Aim of the task :: Find how many lines hold the word "display". Give only the number.

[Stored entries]
(begin)

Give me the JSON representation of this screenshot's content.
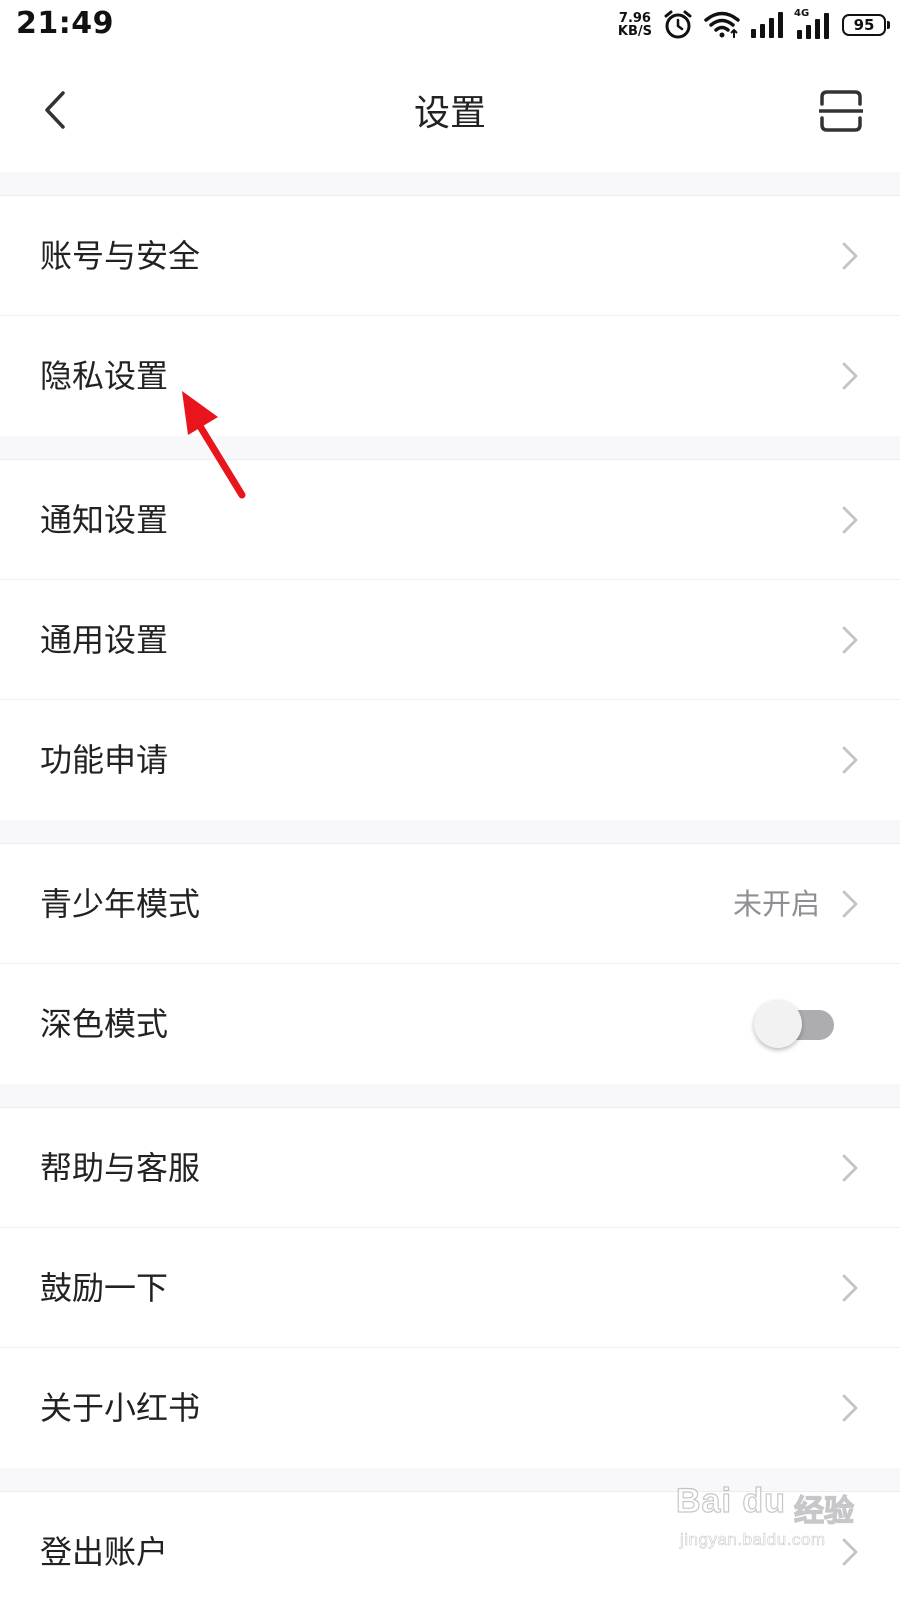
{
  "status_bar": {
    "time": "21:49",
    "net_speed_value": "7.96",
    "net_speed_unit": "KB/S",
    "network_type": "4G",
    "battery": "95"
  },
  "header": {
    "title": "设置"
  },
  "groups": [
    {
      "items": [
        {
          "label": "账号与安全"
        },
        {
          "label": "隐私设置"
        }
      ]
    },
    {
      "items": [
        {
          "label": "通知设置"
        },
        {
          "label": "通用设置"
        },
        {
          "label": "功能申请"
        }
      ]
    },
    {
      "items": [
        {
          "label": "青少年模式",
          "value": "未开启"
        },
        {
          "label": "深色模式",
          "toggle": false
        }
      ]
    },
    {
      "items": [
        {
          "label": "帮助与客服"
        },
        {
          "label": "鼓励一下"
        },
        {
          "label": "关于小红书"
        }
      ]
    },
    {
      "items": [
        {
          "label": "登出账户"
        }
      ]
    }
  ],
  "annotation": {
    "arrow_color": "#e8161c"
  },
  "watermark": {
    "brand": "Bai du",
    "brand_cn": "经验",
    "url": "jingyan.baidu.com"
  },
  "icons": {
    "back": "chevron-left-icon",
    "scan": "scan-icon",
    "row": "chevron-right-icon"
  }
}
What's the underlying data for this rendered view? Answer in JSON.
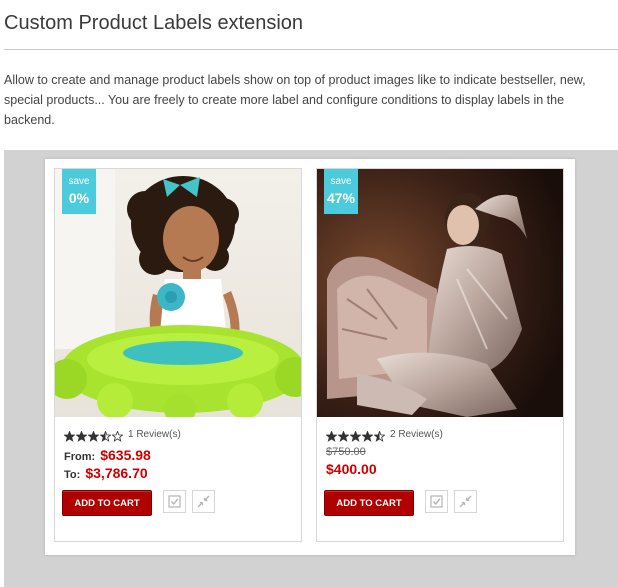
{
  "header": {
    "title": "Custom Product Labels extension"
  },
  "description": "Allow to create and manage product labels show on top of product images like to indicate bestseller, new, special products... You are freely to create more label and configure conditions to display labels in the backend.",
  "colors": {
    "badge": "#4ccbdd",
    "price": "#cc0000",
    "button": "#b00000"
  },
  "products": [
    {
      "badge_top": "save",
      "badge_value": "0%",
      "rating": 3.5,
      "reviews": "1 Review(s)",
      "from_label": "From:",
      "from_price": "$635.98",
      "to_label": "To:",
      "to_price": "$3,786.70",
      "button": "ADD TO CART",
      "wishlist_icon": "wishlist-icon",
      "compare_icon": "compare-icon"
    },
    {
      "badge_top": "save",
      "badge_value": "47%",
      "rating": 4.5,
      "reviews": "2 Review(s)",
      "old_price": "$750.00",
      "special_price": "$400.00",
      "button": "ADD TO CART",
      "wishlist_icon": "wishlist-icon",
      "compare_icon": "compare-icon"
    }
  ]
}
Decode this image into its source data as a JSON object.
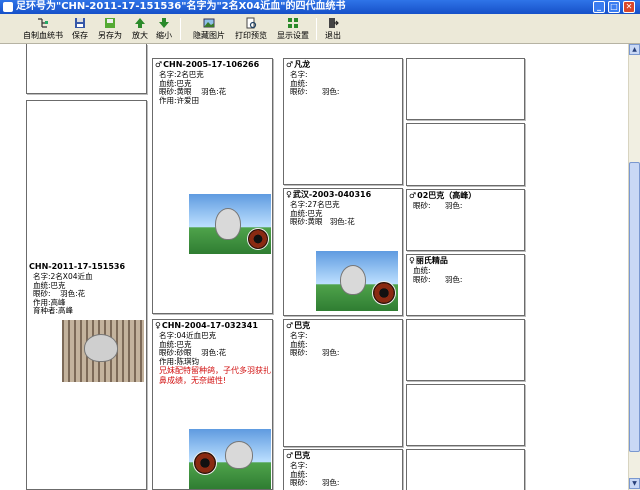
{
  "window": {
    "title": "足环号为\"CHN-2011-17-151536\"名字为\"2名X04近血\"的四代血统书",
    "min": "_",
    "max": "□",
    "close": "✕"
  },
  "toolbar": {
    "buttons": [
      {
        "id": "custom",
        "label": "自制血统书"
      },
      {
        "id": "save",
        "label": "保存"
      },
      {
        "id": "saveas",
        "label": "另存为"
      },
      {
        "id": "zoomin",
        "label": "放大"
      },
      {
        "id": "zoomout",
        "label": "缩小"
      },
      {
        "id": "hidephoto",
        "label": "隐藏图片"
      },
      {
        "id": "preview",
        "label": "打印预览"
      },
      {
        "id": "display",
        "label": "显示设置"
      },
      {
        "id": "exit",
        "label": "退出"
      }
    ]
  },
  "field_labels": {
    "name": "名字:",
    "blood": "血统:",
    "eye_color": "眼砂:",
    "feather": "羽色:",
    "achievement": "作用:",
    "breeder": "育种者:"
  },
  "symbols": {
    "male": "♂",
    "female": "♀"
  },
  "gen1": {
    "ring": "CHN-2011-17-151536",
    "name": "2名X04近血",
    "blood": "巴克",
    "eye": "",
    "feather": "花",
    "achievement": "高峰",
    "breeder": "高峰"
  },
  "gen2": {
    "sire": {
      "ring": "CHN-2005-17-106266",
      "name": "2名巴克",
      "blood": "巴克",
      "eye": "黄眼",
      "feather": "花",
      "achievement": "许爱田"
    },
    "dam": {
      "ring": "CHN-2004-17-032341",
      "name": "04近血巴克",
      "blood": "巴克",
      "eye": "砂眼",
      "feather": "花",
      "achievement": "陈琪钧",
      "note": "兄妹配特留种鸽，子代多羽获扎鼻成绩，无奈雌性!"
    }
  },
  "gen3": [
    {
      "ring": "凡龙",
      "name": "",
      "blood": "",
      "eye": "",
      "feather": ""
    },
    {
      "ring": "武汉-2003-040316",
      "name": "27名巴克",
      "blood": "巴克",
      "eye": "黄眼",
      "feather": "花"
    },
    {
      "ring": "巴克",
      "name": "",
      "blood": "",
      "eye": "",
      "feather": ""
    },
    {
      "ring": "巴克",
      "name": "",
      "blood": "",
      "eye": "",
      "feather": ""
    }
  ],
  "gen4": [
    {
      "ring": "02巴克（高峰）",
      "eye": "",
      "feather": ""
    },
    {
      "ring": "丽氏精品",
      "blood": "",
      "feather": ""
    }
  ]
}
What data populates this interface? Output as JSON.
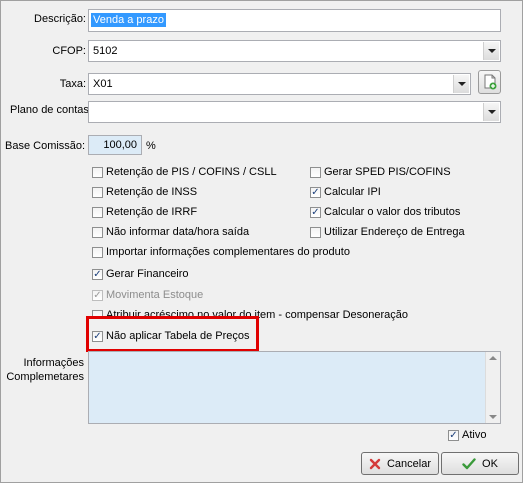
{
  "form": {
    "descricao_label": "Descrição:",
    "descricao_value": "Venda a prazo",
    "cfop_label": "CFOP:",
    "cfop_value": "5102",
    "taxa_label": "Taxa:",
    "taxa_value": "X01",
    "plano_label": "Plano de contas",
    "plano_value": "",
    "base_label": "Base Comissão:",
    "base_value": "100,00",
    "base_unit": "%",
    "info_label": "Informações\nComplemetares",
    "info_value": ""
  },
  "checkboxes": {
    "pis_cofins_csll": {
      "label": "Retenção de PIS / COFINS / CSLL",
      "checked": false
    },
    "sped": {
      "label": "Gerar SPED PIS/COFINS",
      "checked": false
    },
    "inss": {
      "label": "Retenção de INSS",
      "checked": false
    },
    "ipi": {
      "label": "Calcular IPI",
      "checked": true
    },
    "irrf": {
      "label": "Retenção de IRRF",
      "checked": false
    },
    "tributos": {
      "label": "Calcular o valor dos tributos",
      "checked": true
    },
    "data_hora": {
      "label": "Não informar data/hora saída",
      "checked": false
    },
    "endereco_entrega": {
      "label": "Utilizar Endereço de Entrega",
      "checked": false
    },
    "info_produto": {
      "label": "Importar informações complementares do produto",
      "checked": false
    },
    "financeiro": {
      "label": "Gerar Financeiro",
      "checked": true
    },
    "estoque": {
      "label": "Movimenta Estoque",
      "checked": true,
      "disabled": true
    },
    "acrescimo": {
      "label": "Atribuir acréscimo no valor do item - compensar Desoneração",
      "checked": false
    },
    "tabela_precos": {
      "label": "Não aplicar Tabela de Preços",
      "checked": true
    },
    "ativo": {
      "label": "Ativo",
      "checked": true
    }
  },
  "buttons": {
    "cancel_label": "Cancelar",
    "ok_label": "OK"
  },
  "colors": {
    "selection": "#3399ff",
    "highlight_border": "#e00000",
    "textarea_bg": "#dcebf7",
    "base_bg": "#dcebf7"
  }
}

(end)

Correct output :: 2